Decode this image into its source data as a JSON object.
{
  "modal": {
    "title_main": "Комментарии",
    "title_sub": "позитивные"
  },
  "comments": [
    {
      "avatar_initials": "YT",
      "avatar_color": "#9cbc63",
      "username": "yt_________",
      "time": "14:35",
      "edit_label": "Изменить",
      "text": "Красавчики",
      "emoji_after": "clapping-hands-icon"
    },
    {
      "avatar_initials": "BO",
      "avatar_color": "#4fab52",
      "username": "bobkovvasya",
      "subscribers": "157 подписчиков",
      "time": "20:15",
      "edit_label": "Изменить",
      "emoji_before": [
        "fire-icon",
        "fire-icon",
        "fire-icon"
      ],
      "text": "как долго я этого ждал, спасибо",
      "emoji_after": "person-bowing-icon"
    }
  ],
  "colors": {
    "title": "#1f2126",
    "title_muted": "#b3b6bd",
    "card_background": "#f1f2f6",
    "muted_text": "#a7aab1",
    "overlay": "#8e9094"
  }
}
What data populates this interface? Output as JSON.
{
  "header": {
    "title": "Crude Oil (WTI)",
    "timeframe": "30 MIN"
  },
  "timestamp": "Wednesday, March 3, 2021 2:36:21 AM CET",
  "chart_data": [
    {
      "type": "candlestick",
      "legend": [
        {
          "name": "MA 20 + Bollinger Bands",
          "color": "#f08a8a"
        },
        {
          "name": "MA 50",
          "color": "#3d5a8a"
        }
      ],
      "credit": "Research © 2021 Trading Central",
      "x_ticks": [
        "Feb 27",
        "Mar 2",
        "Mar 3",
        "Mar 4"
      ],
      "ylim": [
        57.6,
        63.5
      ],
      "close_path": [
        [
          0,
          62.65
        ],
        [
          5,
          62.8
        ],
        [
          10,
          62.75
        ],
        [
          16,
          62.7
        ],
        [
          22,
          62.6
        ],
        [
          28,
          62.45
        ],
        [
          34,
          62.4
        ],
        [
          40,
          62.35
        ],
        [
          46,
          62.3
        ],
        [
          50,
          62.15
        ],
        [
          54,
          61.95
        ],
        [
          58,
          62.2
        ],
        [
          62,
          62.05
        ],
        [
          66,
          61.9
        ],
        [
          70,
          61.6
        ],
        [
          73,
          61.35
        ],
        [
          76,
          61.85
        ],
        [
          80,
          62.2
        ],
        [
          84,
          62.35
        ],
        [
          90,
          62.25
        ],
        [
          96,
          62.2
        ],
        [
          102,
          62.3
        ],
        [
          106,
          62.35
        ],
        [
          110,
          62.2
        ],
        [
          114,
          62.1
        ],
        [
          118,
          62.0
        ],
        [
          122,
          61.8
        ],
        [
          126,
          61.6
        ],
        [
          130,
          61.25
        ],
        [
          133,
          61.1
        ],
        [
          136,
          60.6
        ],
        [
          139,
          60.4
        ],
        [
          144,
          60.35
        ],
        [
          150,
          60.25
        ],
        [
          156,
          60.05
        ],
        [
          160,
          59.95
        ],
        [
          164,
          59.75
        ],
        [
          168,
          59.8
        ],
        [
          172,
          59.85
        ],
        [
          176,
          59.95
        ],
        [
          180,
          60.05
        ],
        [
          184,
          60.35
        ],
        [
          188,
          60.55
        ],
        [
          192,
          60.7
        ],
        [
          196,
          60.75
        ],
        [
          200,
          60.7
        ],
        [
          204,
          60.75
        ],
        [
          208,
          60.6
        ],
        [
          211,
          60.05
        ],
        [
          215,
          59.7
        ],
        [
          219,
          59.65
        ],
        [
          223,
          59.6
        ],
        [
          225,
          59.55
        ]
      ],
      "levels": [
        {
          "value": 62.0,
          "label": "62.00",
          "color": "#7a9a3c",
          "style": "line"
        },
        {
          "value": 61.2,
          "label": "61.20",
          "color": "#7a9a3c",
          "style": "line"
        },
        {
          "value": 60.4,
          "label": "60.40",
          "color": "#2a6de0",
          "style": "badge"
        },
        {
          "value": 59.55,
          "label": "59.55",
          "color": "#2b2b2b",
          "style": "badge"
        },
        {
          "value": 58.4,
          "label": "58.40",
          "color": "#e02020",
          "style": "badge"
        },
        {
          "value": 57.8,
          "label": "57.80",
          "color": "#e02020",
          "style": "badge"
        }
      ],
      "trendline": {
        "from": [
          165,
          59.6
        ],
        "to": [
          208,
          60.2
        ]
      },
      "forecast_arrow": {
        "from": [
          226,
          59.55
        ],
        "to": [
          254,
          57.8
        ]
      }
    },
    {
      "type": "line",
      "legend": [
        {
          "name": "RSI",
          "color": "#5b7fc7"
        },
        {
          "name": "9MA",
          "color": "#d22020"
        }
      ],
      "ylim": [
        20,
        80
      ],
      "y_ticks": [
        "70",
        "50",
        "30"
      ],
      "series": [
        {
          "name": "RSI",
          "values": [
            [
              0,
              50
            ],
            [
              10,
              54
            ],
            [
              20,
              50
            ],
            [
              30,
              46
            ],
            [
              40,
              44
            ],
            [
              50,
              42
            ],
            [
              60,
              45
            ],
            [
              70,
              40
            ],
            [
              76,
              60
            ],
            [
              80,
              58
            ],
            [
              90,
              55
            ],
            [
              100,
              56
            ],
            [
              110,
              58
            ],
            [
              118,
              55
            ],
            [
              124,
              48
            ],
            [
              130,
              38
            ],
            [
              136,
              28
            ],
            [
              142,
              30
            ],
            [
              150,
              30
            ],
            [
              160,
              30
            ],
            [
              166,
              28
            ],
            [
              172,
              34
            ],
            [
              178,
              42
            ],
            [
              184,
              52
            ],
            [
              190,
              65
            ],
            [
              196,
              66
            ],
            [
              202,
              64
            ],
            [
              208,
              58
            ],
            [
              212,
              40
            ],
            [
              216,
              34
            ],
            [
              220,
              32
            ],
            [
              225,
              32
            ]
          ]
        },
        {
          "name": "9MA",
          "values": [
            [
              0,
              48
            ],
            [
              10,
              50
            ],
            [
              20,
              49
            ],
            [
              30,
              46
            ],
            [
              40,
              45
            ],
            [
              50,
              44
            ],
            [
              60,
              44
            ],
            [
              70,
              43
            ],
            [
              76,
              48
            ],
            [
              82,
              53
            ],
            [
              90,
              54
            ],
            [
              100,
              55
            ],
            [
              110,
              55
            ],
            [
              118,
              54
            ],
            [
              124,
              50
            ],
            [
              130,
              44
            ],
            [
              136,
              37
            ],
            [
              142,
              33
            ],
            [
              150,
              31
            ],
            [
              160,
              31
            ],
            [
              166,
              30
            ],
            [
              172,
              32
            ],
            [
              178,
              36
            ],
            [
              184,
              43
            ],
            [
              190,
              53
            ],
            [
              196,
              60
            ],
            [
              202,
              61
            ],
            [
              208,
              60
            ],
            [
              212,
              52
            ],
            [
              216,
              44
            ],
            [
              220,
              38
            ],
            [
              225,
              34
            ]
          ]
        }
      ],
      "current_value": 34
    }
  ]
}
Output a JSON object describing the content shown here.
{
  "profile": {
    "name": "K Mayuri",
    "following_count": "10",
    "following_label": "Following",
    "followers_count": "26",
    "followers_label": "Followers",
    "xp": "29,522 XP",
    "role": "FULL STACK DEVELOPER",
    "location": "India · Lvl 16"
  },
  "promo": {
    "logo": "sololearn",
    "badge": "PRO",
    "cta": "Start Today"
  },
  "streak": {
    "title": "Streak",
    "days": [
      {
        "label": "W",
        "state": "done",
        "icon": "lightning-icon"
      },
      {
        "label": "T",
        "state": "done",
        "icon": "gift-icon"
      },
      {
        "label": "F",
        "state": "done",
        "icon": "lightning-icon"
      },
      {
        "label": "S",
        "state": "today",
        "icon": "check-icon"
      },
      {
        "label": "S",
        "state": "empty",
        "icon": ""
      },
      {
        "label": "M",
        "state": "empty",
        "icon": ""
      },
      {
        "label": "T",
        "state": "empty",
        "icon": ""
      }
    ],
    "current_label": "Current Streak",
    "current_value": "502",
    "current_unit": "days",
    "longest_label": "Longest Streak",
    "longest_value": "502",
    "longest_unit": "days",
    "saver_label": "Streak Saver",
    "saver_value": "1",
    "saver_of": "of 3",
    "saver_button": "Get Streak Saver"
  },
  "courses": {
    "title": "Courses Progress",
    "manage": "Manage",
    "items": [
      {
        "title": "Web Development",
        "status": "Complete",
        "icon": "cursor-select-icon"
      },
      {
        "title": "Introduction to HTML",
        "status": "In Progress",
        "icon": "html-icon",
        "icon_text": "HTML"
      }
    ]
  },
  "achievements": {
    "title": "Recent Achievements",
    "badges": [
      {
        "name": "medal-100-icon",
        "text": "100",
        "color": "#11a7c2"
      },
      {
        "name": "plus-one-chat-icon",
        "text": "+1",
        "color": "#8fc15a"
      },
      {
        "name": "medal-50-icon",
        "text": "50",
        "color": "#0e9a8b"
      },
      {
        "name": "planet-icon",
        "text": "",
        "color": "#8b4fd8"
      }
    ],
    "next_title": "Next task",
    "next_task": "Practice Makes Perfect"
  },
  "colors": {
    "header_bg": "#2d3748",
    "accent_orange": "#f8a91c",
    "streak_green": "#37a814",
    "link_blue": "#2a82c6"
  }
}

____

Exercise requirements:
Find how many lines of the material carry the string "Progress". Only the number should be in the answer.

The response:
2